# Assigned task:
Reproduce word for word the whole passage about the Xenon ParticipantService below.

# Excerpted passage:
I can then use a browser to examine the service :
Next, I'll use Postman to create a record
Now if I query again (using Postman again..)
What happened here, is that first we made a POST to the ParticipantService factory. The body of this was then turned into a ParticipantService instance, with the state represented by our Participant PODO. Xenon took care of creating this for me through the StatefulService base code. When I then issued the GET request to the /ws/participants endpoint, it did a query to find all ParticipantService instances. In this case, there is only one.
I can then issue a GET request to get that specific service.
This time, the request was handled by the default handleGet() method in StatefulService. Nice an easy to build a really simple CRUD service. I could easily run this as a multi-node cluster now and the use of the options in the ParticipantService constructor would tell Xenon to take care of replication and owner selection for me. You can also see the default pieces of data from the ServiceDocument, like the version. Xenon will also handle that for you, allowing you to query for different versions of your service instance. If I issue changes to the service instance, that version counter will change automatically.
There isn't a LOT of boiler plate code here and it was fairly simple to make this single object, but it is a simple case. In my ServiceHost, the line that actually starts my ParticipantService up is super.startFactory(new ParticipantService());
This creates the ParticipantService Factory Service, using the FACTORY_LINK defined in the class. This is what responded to the POST call and created the instance of the service. As I add more services, I just need to call startFactory or startService on them.
In the next post, I'll show a more complicated example involving links between PODOs and collections, as well as building out the app a little more with an architeture that fits a little more with what we've done on my project at work. I'll also make some changes to better handle things like that default pattern for the date of birth and add in validation.

# Recorded data:

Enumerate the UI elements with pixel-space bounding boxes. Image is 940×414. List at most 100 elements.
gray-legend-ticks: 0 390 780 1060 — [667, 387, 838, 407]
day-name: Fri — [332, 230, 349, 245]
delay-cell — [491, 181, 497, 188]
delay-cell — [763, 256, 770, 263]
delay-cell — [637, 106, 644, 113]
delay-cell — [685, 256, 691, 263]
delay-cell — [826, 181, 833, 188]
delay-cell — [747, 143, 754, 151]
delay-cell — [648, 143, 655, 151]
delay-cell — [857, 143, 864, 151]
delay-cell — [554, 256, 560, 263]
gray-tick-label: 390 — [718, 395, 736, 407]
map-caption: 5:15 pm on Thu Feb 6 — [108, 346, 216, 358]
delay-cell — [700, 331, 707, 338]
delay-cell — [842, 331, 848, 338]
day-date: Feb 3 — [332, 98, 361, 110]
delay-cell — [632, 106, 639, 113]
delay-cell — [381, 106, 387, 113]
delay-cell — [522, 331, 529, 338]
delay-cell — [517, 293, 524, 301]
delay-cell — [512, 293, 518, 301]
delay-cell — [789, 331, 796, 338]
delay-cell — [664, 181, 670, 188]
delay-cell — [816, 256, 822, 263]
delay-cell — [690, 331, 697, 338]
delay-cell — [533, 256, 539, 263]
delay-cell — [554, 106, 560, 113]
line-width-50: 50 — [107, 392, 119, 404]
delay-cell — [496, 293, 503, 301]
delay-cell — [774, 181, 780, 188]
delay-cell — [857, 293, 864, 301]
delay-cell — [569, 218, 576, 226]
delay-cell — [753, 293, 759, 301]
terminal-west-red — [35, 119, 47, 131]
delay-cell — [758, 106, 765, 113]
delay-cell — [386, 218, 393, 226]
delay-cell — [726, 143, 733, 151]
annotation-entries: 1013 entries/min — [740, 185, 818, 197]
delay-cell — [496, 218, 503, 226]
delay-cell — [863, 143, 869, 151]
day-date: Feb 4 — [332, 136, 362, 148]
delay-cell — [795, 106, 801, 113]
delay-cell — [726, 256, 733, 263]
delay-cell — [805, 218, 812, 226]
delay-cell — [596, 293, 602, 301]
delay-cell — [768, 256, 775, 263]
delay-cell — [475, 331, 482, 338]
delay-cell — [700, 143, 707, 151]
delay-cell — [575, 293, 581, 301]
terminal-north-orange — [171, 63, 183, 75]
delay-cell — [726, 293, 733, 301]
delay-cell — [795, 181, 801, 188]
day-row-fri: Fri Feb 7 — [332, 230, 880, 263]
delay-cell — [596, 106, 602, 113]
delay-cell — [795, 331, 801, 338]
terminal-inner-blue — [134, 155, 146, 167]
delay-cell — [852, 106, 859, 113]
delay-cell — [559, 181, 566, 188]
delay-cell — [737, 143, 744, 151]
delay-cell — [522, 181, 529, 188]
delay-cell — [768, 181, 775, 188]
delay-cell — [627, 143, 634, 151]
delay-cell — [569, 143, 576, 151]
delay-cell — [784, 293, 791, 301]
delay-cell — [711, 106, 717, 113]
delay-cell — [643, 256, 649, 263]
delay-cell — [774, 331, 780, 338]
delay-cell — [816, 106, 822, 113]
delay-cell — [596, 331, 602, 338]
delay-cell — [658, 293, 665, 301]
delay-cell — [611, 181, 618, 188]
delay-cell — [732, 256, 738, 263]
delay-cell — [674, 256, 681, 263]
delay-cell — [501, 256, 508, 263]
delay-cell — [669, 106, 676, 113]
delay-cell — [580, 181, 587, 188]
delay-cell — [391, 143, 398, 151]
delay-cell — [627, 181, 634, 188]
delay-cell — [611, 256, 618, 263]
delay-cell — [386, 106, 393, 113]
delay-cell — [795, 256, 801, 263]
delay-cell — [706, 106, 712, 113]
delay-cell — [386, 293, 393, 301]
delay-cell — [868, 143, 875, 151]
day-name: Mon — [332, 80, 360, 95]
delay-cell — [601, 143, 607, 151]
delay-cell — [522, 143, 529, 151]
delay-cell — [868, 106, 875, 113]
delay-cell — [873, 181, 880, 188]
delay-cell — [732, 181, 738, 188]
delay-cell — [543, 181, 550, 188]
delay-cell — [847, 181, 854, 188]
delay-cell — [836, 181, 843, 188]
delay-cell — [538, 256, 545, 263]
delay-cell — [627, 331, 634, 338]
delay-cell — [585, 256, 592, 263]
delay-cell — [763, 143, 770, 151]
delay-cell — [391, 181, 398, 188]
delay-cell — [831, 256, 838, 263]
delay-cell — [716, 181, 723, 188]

# Result for this task:
I can then use a browser to examine the service :
Next, I'll use Postman to create a record
Now if I query again (using Postman again..)
What happened here, is that first we made a POST to the ParticipantService factory. The body of this was then turned into a ParticipantService instance, with the state represented by our Participant PODO. Xenon took care of creating this for me through the StatefulService base code. When I then issued the GET request to the /ws/participants endpoint, it did a query to find all ParticipantService instances. In this case, there is only one.
I can then issue a GET request to get that specific service.
This time, the request was handled by the default handleGet() method in StatefulService. Nice an easy to build a really simple CRUD service. I could easily run this as a multi-node cluster now and the use of the options in the ParticipantService constructor would tell Xenon to take care of replication and owner selection for me. You can also see the default pieces of data from the ServiceDocument, like the version. Xenon will also handle that for you, allowing you to query for different versions of your service instance. If I issue changes to the service instance, that version counter will change automatically.
There isn't a LOT of boiler plate code here and it was fairly simple to make this single object, but it is a simple case. In my ServiceHost, the line that actually starts my ParticipantService up is super.startFactory(new ParticipantService());
This creates the ParticipantService Factory Service, using the FACTORY_LINK defined in the class. This is what responded to the POST call and created the instance of the service. As I add more services, I just need to call startFactory or startService on them.
In the next post, I'll show a more complicated example involving links between PODOs and collections, as well as building out the app a little more with an architeture that fits a little more with what we've done on my project at work. I'll also make some changes to better handle things like that default pattern for the date of birth and add in validation.